→ WHAT THIS TASK INVOLVES
Revise the data below by replacing every "body-line" with "text-line" and leaving everything else unchanged, and omit the picture from your answer.

→ RAW DATA

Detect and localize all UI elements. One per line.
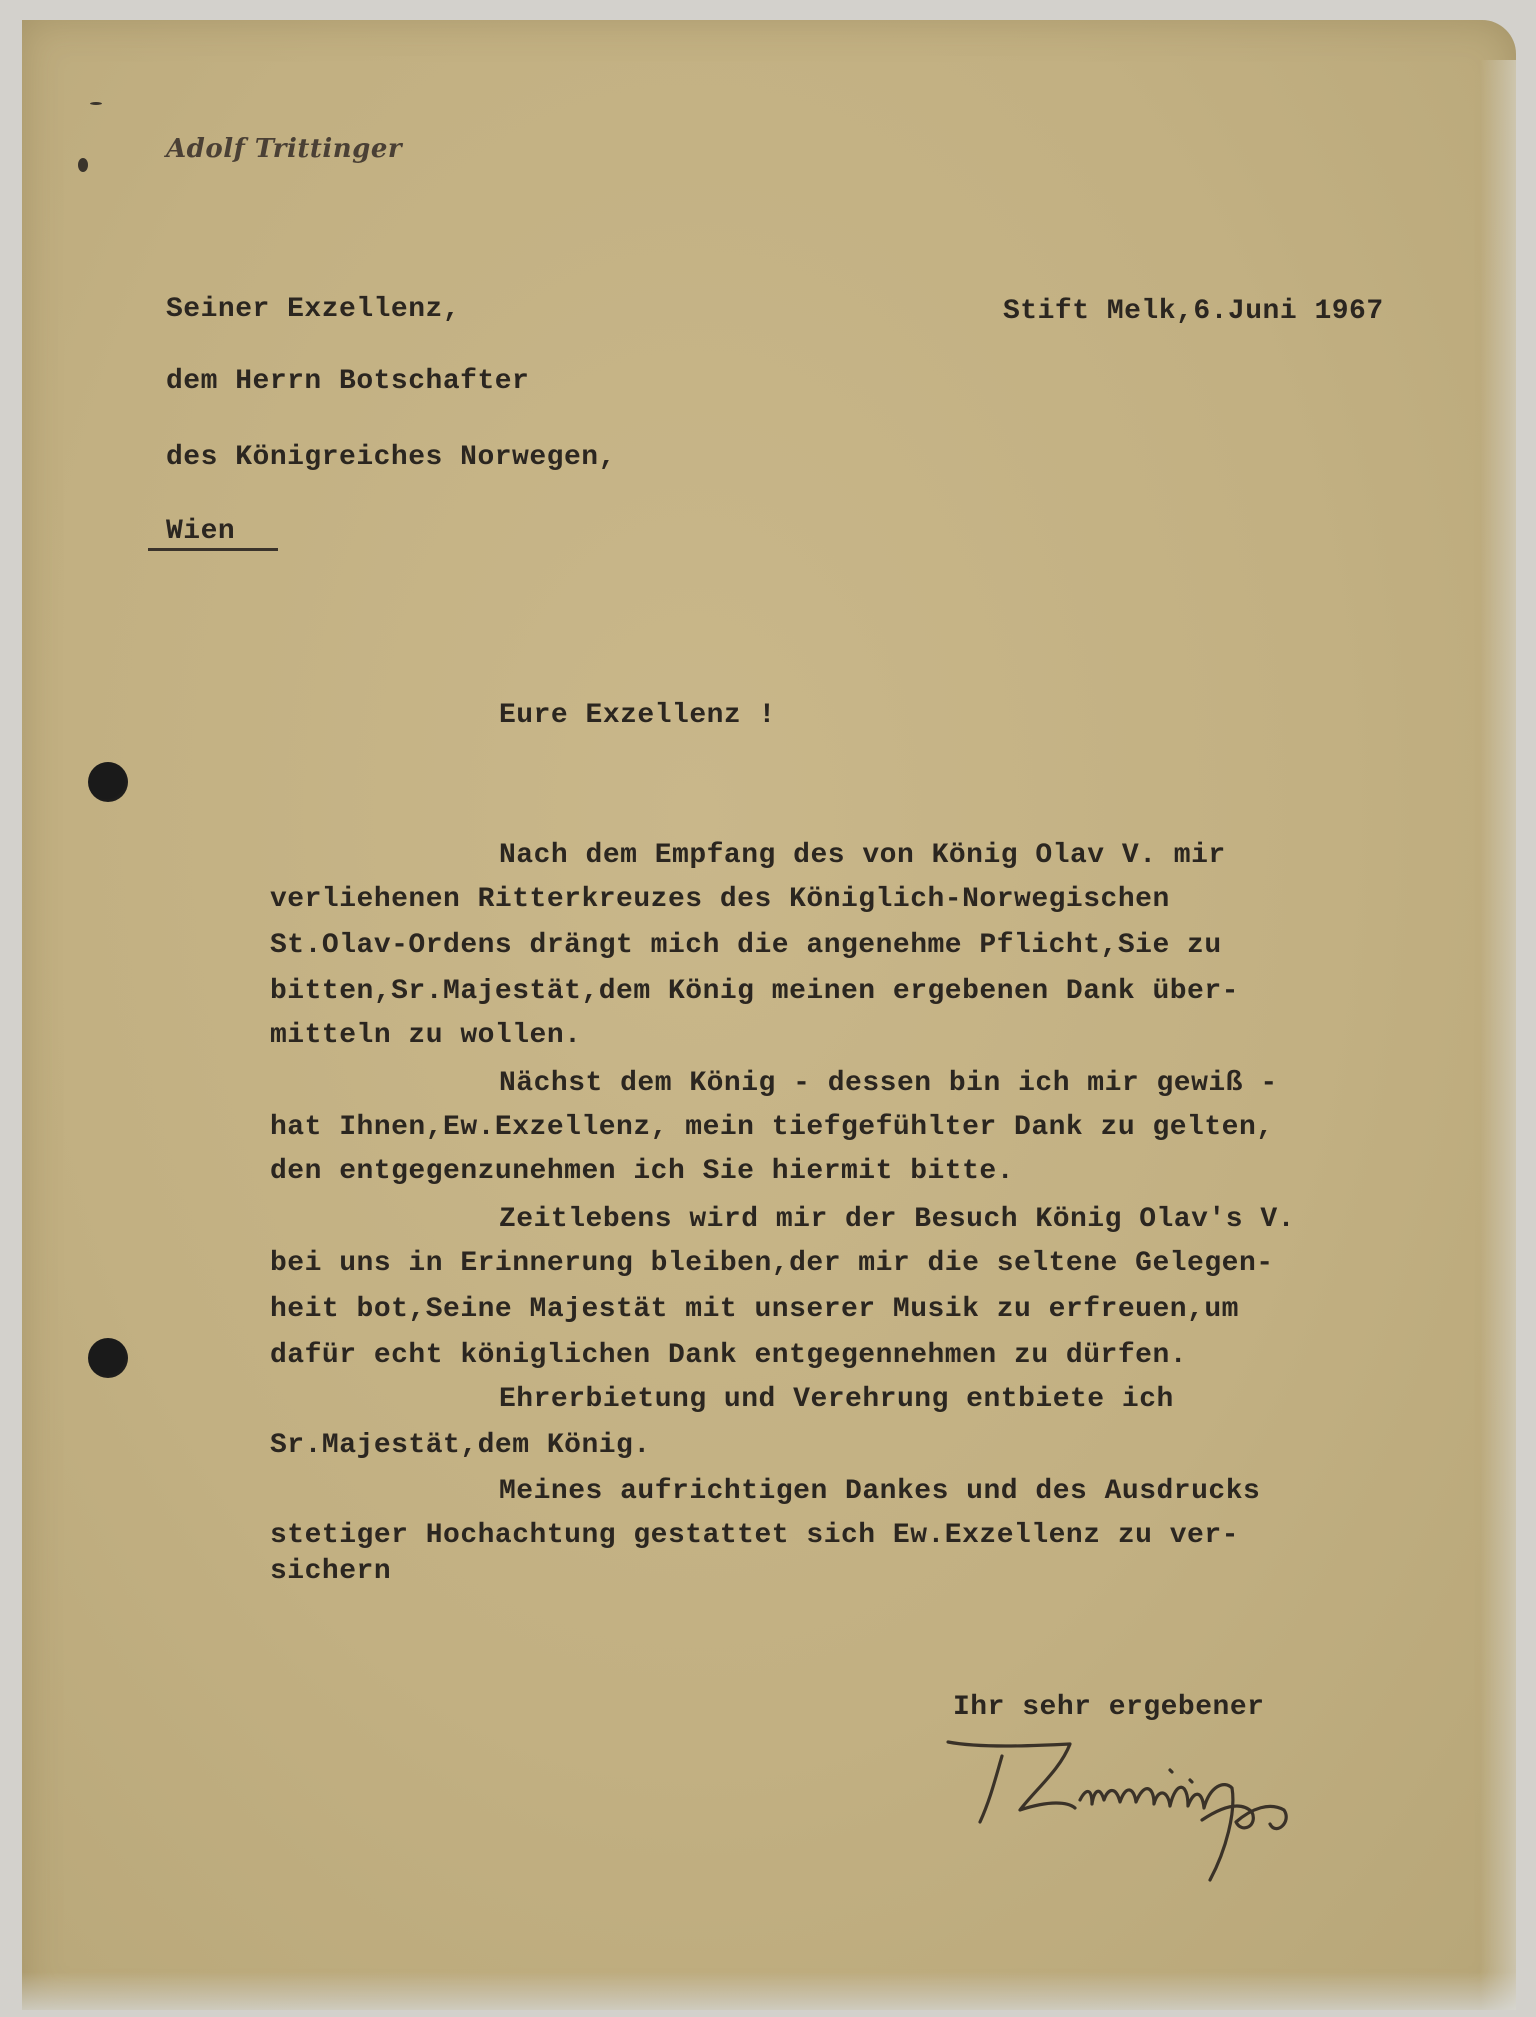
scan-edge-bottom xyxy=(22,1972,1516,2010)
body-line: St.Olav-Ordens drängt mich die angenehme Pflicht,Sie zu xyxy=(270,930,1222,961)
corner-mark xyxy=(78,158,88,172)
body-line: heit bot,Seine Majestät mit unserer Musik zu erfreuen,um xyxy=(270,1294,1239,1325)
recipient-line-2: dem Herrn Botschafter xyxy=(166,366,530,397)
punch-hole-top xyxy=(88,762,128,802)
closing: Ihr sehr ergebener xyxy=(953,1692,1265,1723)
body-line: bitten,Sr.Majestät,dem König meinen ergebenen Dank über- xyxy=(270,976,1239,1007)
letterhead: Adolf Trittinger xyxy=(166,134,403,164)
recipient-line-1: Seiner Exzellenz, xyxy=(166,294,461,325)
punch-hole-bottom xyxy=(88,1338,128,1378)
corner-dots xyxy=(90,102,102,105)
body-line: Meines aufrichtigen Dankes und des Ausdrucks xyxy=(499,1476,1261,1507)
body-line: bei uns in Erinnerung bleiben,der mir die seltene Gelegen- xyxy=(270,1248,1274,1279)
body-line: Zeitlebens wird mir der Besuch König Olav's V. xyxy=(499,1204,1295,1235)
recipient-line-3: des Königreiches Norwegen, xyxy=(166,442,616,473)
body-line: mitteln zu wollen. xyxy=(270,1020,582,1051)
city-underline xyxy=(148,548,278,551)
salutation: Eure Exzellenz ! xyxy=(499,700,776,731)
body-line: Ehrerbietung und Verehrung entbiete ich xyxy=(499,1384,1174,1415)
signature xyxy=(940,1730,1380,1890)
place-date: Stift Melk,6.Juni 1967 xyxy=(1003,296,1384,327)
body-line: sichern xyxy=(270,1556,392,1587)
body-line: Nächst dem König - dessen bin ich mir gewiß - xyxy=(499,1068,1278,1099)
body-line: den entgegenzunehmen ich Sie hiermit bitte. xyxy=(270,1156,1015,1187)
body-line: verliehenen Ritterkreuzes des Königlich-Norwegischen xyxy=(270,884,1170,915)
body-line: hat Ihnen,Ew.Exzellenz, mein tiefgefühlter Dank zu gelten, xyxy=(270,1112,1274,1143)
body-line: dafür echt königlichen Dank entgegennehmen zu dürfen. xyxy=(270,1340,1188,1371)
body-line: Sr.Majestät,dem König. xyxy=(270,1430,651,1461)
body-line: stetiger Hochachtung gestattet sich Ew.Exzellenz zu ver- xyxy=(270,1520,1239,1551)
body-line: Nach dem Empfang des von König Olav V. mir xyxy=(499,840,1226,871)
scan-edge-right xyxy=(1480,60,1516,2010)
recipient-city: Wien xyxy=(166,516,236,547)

→ COMPLETED TASK
Detect and localize all UI elements. One per line.
scan-edge-bottom xyxy=(22,1972,1516,2010)
text-line: St.Olav-Ordens drängt mich die angenehme Pflicht,Sie zu xyxy=(270,930,1222,961)
corner-mark xyxy=(78,158,88,172)
text-line: heit bot,Seine Majestät mit unserer Musik zu erfreuen,um xyxy=(270,1294,1239,1325)
recipient-line-2: dem Herrn Botschafter xyxy=(166,366,530,397)
punch-hole-top xyxy=(88,762,128,802)
closing: Ihr sehr ergebener xyxy=(953,1692,1265,1723)
text-line: bitten,Sr.Majestät,dem König meinen ergebenen Dank über- xyxy=(270,976,1239,1007)
letterhead: Adolf Trittinger xyxy=(166,134,403,164)
recipient-line-1: Seiner Exzellenz, xyxy=(166,294,461,325)
punch-hole-bottom xyxy=(88,1338,128,1378)
corner-dots xyxy=(90,102,102,105)
text-line: Meines aufrichtigen Dankes und des Ausdrucks xyxy=(499,1476,1261,1507)
text-line: bei uns in Erinnerung bleiben,der mir die seltene Gelegen- xyxy=(270,1248,1274,1279)
text-line: Zeitlebens wird mir der Besuch König Olav's V. xyxy=(499,1204,1295,1235)
recipient-line-3: des Königreiches Norwegen, xyxy=(166,442,616,473)
text-line: mitteln zu wollen. xyxy=(270,1020,582,1051)
city-underline xyxy=(148,548,278,551)
salutation: Eure Exzellenz ! xyxy=(499,700,776,731)
text-line: Ehrerbietung und Verehrung entbiete ich xyxy=(499,1384,1174,1415)
signature xyxy=(940,1730,1380,1890)
place-date: Stift Melk,6.Juni 1967 xyxy=(1003,296,1384,327)
text-line: sichern xyxy=(270,1556,392,1587)
text-line: Nächst dem König - dessen bin ich mir gewiß - xyxy=(499,1068,1278,1099)
text-line: den entgegenzunehmen ich Sie hiermit bitte. xyxy=(270,1156,1015,1187)
text-line: verliehenen Ritterkreuzes des Königlich-Norwegischen xyxy=(270,884,1170,915)
text-line: hat Ihnen,Ew.Exzellenz, mein tiefgefühlter Dank zu gelten, xyxy=(270,1112,1274,1143)
text-line: dafür echt königlichen Dank entgegennehmen zu dürfen. xyxy=(270,1340,1188,1371)
text-line: Sr.Majestät,dem König. xyxy=(270,1430,651,1461)
text-line: stetiger Hochachtung gestattet sich Ew.Exzellenz zu ver- xyxy=(270,1520,1239,1551)
text-line: Nach dem Empfang des von König Olav V. mir xyxy=(499,840,1226,871)
scan-edge-right xyxy=(1480,60,1516,2010)
recipient-city: Wien xyxy=(166,516,236,547)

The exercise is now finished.